**** Extract provided ****
Why this matters now
Both cases involve urea cycle disorders and young patients. Gelsinger's death from viral vector immune response drove development of safer delivery methods like the lipid nanoparticles used for KJ. His tragedy created the regulatory caution that had to be overcome—and the safety standards that made KJ's treatment possible.
2 of 3
2017-2019
First Gene Therapy Approvals (2017-2019)
FDA approved Luxturna (2017) for inherited blindness and Zolgensma (2019) for spinal muscular atrophy—first gene therapies for inherited diseases. Both used AAV vectors and went through traditional clinical trials with accelerated approval pathways based on small patient numbers. Demonstrated that FDA would approve transformative therapies for rare pediatric conditions with limited trial data when benefit-risk was compelling.
Then
Opened door for genetic medicines. Showed viable business model for ultra-rare diseases. Gene therapy investing surged.
****
Problem set -
1. Copy out the gene therapy timeline from "FDA approved Luxturna" down to "benefit-risk was compelling.", keeping every word and mark unchanged.
2. Pick up the gene therapy timeline after its final sentence and write what comes next.
**** Dataset entries ****
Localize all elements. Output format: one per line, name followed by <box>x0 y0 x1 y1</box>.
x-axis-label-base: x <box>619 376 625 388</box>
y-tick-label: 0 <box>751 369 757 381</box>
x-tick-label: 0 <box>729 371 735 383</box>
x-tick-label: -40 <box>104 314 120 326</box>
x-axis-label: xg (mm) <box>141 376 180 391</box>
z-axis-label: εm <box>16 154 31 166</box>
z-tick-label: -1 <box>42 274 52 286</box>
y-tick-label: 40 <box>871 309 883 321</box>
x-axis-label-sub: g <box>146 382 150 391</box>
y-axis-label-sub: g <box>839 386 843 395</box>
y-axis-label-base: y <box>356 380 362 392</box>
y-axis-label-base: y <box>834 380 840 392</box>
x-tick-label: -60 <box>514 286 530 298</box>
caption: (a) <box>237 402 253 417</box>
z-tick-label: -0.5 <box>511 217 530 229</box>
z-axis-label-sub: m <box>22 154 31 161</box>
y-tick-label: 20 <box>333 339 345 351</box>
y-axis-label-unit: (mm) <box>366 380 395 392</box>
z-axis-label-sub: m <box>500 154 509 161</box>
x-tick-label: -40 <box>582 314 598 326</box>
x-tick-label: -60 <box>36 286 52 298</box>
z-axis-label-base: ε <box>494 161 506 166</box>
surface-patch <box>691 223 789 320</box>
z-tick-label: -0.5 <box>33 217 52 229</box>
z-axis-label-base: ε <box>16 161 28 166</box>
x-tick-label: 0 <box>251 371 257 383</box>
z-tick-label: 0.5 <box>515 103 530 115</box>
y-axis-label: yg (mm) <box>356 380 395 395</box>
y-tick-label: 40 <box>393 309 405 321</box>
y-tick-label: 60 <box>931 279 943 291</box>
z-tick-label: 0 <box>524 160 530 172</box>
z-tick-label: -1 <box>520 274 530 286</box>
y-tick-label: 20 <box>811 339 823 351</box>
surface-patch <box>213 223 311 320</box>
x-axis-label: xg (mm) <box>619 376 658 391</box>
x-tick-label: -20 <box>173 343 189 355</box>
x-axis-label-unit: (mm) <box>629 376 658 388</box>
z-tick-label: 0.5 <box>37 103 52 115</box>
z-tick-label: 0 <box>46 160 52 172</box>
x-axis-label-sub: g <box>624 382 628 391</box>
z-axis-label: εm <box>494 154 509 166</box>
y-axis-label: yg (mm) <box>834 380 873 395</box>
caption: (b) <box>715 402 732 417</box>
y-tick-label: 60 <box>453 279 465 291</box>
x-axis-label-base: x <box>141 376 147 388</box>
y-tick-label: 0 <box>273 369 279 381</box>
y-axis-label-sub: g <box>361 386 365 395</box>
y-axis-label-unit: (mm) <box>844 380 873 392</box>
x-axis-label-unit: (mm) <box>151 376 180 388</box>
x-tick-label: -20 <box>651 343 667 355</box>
****
Responses to the tasks -
1.
FDA approved Luxturna (2017) for inherited blindness and Zolgensma (2019) for spinal muscular atrophy—first gene therapies for inherited diseases. Both used AAV vectors and went through traditional clinical trials with accelerated approval pathways based on small patient numbers. Demonstrated that FDA would approve transformative therapies for rare pediatric conditions with limited trial data when benefit-risk was compelling.

2.
Now
Established precedent for small-N approvals that paved way for plausible mechanism pathway. Proved safety of AAV vectors in humans, though lipid nanoparticles subsequently emerged as alternative addressing immunogenicity concerns.
Why this matters now
These approvals represented first generation: standardized therapies tested traditionally. KJ's case represents next evolution: fully personalized, faster development, novel regulatory pathway. Shows trajectory from 'one drug for one disease' to 'custom drugs for individual mutations.'
3 of 3
2023
Casgevy CRISPR Approval (2023)
In November-December 2023, UK and FDA approved Casgevy for sickle cell disease—first CRISPR-based therapy ever authorized. Ex vivo treatment: patients' blood stem cells edited outside body, then reinfused. Went through traditional phase 1/2/3 trials over multiple years with rigorous safety monitoring. By end of 2024, over 50 patients treated at 50 global centers.
Then
Validated CRISPR as therapeutic modality, not just research tool. Approximately 16,000 US patients became eligible for functional cure of genetic disease.
Now
Established regulatory template for CRISPR therapies. Demonstrated that precise gene editing could be done safely in humans with durable effects. Created proof point that emboldened FDA to consider accelerated pathways for next-generation applications.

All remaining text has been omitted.